| TASK TO CARRY OUT |
Check each line of the data below for the word "сборных", then extract the ones that have it.
>> begin GIVEN RECORDS
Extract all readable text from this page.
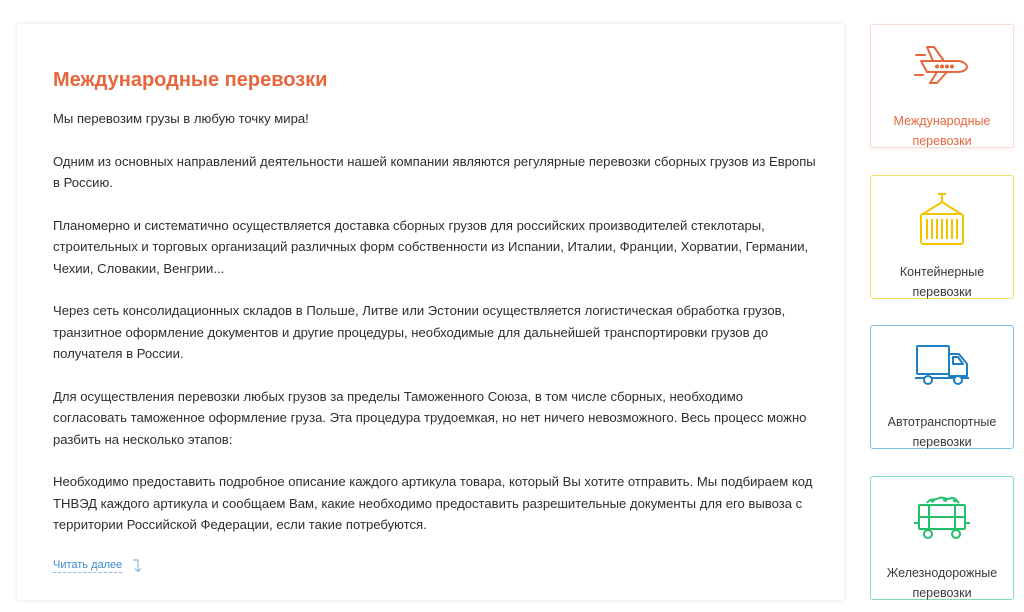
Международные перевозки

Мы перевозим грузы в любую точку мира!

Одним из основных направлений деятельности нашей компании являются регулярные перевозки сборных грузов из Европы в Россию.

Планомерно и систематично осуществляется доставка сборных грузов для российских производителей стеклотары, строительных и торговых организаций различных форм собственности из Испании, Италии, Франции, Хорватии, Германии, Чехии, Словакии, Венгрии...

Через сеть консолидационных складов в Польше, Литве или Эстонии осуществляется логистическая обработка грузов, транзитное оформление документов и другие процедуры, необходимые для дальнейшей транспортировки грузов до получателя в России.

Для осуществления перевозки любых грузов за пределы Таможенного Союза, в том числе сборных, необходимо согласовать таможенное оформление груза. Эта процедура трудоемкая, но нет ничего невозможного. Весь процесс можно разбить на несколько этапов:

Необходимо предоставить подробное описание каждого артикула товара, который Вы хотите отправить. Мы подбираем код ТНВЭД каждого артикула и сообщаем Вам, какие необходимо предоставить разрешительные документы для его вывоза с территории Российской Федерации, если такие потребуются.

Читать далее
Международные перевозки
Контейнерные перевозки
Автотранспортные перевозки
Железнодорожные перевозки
>> end GIVEN RECORDS
>> begin GIVEN RECORDS
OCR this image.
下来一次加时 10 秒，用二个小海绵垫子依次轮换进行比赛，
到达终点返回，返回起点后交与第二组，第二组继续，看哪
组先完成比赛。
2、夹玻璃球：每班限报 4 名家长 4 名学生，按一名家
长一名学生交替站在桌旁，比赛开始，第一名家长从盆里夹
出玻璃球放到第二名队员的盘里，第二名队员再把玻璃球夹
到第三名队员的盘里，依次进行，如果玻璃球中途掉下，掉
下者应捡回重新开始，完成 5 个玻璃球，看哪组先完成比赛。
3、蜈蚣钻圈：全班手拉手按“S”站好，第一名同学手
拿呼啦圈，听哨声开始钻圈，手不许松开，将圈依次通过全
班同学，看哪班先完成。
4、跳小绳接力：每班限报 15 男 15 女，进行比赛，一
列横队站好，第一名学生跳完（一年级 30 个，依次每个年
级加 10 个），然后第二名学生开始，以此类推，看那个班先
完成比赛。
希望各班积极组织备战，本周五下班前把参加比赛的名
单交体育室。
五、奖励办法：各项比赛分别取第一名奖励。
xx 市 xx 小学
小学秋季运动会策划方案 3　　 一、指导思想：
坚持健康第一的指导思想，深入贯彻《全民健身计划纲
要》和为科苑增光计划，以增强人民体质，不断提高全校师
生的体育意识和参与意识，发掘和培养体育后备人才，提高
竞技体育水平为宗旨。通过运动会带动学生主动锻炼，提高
>> end GIVEN RECORDS
| WRITTEN ANSWER |
Одним из основных направлений деятельности нашей компании являются регулярные перевозки сборных грузов из Европы в Россию.
Планомерно и систематично осуществляется доставка сборных грузов для российских производителей стеклотары, строительных и торговых организаций различных форм собственности из Испании, Италии, Франции, Хорватии, Германии, Чехии, Словакии, Венгрии...
Для осуществления перевозки любых грузов за пределы Таможенного Союза, в том числе сборных, необходимо согласовать таможенное оформление груза. Эта процедура трудоемкая, но нет ничего невозможного. Весь процесс можно разбить на несколько этапов:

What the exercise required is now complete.